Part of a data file
* * *

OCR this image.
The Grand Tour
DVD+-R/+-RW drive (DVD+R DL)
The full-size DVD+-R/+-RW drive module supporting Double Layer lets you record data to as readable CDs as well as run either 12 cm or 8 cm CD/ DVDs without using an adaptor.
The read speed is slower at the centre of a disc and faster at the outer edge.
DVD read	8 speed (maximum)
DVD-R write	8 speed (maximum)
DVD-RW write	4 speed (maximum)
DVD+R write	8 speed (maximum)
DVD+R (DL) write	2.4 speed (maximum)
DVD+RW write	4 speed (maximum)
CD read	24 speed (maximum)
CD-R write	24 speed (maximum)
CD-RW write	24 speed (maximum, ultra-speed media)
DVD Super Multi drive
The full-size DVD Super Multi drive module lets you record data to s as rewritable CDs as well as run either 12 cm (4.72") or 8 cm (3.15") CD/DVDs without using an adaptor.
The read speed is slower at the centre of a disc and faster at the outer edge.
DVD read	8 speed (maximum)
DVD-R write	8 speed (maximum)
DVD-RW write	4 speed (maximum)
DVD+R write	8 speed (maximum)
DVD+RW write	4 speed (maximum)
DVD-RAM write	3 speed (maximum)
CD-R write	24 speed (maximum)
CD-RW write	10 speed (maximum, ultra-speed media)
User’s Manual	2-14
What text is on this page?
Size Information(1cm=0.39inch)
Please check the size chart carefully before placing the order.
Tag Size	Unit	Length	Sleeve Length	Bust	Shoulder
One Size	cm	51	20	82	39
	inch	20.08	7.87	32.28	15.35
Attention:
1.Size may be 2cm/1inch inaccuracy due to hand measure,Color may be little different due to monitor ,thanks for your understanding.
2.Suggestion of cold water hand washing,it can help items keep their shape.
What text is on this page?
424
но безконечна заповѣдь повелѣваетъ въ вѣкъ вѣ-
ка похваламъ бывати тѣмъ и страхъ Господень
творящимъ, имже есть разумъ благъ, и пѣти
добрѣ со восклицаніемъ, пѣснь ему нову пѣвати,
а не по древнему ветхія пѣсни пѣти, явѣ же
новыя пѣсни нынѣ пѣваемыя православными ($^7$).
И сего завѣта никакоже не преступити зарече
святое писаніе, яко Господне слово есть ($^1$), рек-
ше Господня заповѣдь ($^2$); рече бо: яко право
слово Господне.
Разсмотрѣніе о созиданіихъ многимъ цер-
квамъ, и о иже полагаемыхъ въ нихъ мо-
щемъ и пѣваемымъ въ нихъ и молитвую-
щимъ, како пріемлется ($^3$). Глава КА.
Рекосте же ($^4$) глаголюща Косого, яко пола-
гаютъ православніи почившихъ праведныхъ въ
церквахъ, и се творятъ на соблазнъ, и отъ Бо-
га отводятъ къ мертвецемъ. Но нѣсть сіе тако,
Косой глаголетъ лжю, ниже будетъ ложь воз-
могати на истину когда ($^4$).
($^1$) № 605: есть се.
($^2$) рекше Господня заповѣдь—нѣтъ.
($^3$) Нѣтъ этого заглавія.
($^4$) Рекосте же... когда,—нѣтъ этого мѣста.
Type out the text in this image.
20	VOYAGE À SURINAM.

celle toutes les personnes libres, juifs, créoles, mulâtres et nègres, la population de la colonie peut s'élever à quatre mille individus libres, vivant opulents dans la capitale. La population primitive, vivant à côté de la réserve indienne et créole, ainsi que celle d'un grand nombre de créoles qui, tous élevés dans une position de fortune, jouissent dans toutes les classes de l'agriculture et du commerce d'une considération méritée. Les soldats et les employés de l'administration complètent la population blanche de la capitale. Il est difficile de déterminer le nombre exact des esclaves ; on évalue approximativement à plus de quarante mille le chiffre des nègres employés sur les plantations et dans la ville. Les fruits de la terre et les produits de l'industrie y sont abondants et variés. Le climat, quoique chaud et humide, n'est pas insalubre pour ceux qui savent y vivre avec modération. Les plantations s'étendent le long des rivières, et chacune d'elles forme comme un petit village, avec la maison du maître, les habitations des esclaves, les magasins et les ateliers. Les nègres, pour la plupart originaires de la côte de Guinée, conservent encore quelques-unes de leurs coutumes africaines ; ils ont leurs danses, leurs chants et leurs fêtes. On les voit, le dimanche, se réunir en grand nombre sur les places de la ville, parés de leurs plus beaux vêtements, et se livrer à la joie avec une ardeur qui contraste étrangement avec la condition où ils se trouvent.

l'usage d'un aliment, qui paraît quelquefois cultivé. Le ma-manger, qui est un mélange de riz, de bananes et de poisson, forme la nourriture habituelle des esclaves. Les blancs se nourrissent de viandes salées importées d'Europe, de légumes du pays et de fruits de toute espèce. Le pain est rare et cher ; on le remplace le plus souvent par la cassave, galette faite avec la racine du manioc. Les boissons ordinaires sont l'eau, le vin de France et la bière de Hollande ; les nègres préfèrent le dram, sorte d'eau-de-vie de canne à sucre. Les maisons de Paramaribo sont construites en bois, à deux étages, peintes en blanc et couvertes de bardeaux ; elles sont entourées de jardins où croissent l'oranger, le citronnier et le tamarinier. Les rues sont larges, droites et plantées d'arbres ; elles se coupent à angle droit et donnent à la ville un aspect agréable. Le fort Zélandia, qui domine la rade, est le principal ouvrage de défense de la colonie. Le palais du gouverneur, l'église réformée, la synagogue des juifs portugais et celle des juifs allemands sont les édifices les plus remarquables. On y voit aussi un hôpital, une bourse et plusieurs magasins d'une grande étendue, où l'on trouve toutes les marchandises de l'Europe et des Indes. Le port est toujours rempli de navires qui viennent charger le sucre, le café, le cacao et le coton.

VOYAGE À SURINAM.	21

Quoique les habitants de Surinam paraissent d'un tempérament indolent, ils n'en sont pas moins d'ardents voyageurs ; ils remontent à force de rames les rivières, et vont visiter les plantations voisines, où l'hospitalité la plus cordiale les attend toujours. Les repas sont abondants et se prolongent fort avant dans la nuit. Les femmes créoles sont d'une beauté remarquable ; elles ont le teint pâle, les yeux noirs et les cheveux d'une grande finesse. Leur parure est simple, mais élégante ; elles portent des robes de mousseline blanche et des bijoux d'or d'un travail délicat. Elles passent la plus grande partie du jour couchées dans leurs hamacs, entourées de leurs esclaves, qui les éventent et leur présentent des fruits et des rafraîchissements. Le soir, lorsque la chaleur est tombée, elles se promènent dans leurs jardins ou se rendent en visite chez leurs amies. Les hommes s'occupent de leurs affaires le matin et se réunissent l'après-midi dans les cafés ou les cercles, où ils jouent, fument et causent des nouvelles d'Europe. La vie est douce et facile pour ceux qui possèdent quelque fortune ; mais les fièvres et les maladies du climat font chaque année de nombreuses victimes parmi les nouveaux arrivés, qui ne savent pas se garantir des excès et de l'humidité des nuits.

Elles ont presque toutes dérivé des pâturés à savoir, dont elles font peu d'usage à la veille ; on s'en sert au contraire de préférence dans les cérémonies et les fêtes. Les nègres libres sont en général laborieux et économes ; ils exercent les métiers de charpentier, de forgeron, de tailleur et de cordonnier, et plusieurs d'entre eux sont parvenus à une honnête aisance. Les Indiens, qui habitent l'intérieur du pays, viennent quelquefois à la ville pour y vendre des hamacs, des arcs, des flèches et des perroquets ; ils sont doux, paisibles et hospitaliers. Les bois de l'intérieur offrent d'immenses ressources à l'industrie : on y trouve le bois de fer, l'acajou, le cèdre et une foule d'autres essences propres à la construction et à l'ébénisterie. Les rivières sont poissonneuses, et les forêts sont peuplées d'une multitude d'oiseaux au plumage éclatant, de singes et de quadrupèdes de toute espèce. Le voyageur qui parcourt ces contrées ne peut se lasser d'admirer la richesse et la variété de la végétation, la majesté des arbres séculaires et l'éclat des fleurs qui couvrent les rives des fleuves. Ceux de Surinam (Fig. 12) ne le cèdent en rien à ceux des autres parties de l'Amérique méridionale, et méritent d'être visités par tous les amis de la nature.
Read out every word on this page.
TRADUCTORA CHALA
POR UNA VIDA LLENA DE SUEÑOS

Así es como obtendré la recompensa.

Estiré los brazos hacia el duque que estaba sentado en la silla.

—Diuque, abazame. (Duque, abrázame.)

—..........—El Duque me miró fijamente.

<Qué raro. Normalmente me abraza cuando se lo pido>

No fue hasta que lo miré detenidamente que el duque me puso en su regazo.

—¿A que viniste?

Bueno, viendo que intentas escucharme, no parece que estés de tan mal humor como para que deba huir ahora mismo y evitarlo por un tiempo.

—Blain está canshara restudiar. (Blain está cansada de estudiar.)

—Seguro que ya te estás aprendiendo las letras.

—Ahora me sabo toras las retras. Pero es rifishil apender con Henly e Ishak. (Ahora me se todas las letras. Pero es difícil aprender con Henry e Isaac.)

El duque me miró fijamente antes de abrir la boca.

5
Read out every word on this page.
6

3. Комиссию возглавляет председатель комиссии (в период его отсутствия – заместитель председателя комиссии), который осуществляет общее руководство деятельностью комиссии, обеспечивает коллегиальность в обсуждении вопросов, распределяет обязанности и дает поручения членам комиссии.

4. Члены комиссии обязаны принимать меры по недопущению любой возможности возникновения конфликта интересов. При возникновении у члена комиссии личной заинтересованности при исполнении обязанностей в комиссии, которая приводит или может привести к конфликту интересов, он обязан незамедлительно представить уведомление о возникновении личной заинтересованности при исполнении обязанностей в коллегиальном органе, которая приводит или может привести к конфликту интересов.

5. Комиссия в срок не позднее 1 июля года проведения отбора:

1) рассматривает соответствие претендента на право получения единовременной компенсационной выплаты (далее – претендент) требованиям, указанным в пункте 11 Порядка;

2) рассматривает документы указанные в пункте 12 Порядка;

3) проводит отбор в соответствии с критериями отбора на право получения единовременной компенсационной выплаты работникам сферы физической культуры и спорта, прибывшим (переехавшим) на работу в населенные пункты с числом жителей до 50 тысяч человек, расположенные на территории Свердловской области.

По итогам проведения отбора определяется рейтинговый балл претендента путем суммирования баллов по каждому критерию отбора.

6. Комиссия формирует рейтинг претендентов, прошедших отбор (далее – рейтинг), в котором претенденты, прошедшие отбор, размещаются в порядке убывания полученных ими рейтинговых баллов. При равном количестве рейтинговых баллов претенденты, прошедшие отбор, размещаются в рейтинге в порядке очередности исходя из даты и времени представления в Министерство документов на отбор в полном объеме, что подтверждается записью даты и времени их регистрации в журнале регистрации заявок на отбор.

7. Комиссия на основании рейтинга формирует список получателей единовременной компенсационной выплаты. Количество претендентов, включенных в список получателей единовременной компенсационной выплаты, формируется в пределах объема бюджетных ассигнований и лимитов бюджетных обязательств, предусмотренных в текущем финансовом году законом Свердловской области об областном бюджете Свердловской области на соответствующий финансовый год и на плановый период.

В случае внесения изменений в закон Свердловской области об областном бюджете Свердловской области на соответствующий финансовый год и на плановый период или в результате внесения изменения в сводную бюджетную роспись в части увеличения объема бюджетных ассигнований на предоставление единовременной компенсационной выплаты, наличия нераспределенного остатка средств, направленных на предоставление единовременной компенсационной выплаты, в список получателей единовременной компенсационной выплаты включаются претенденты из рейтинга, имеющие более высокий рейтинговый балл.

* * *

## EXERCISE OBJECTIVE
Pull out every line holding "fijamente" from the records above, and copy it.

## EXERCISE RESULT
—..........—El Duque me miró fijamente.
El duque me miró fijamente antes de abrir la boca.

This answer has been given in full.